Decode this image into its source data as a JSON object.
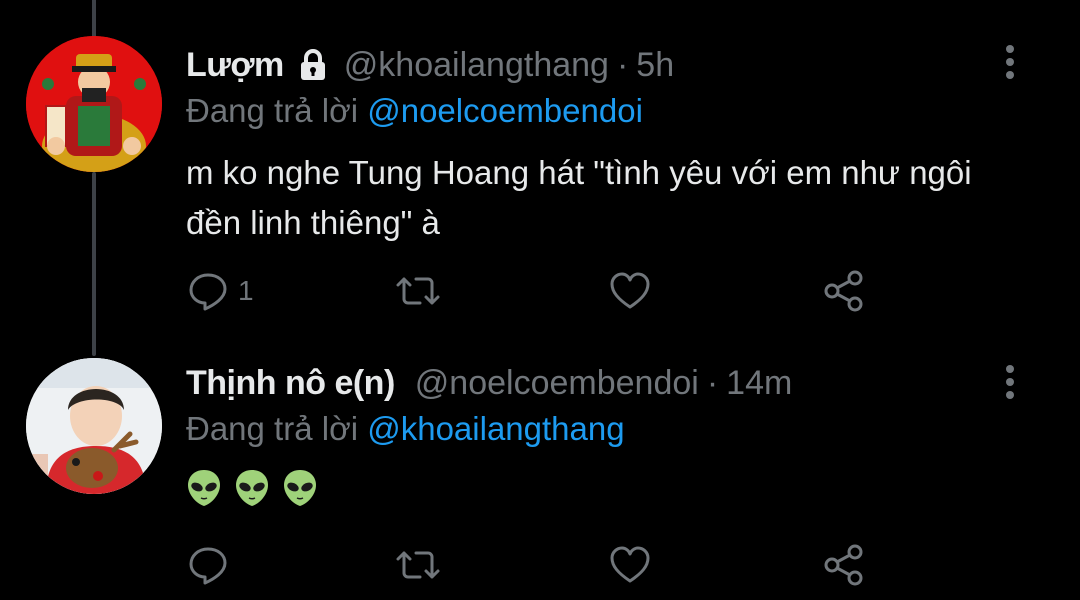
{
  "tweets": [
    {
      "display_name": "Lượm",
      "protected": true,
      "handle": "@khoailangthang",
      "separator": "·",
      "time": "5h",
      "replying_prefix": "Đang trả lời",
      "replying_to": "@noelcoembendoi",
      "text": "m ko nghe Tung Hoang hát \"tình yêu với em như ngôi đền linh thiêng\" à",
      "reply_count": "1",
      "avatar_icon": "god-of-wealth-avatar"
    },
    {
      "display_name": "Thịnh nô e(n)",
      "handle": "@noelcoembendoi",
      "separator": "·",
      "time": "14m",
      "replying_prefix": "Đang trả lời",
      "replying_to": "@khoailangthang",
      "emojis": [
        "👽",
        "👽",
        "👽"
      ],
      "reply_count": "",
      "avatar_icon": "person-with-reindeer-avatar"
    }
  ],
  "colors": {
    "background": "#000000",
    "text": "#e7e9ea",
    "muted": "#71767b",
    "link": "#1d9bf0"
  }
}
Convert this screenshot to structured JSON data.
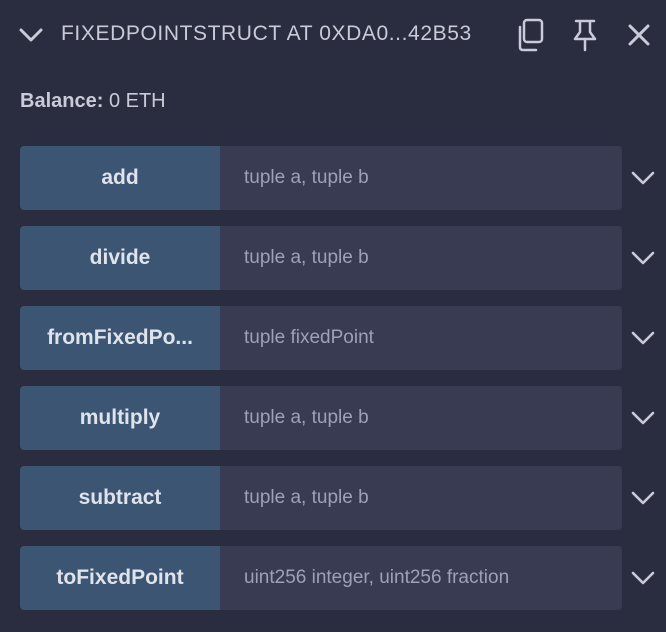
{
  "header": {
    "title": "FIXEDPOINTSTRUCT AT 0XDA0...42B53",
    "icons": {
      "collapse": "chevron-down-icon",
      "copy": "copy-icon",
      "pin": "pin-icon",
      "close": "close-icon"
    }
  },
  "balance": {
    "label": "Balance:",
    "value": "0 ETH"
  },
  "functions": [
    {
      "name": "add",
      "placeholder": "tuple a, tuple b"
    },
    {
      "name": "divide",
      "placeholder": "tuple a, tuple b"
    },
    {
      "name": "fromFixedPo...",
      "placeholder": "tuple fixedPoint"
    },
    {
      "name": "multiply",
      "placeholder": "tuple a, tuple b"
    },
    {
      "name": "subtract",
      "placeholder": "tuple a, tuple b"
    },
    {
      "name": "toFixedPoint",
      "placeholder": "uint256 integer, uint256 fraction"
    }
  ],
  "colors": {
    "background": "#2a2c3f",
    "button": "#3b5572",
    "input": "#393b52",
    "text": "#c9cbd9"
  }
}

______

From the line that holds "Convert this screenshot" to the last line of the records, please copy each line exactly and nothing else. Pictures stay out.

Convert this screenshot to structured JSON data.
{
  "header": {
    "title": "FIXEDPOINTSTRUCT AT 0XDA0...42B53",
    "icons": {
      "collapse": "chevron-down-icon",
      "copy": "copy-icon",
      "pin": "pin-icon",
      "close": "close-icon"
    }
  },
  "balance": {
    "label": "Balance:",
    "value": "0 ETH"
  },
  "functions": [
    {
      "name": "add",
      "placeholder": "tuple a, tuple b"
    },
    {
      "name": "divide",
      "placeholder": "tuple a, tuple b"
    },
    {
      "name": "fromFixedPo...",
      "placeholder": "tuple fixedPoint"
    },
    {
      "name": "multiply",
      "placeholder": "tuple a, tuple b"
    },
    {
      "name": "subtract",
      "placeholder": "tuple a, tuple b"
    },
    {
      "name": "toFixedPoint",
      "placeholder": "uint256 integer, uint256 fraction"
    }
  ],
  "colors": {
    "background": "#2a2c3f",
    "button": "#3b5572",
    "input": "#393b52",
    "text": "#c9cbd9"
  }
}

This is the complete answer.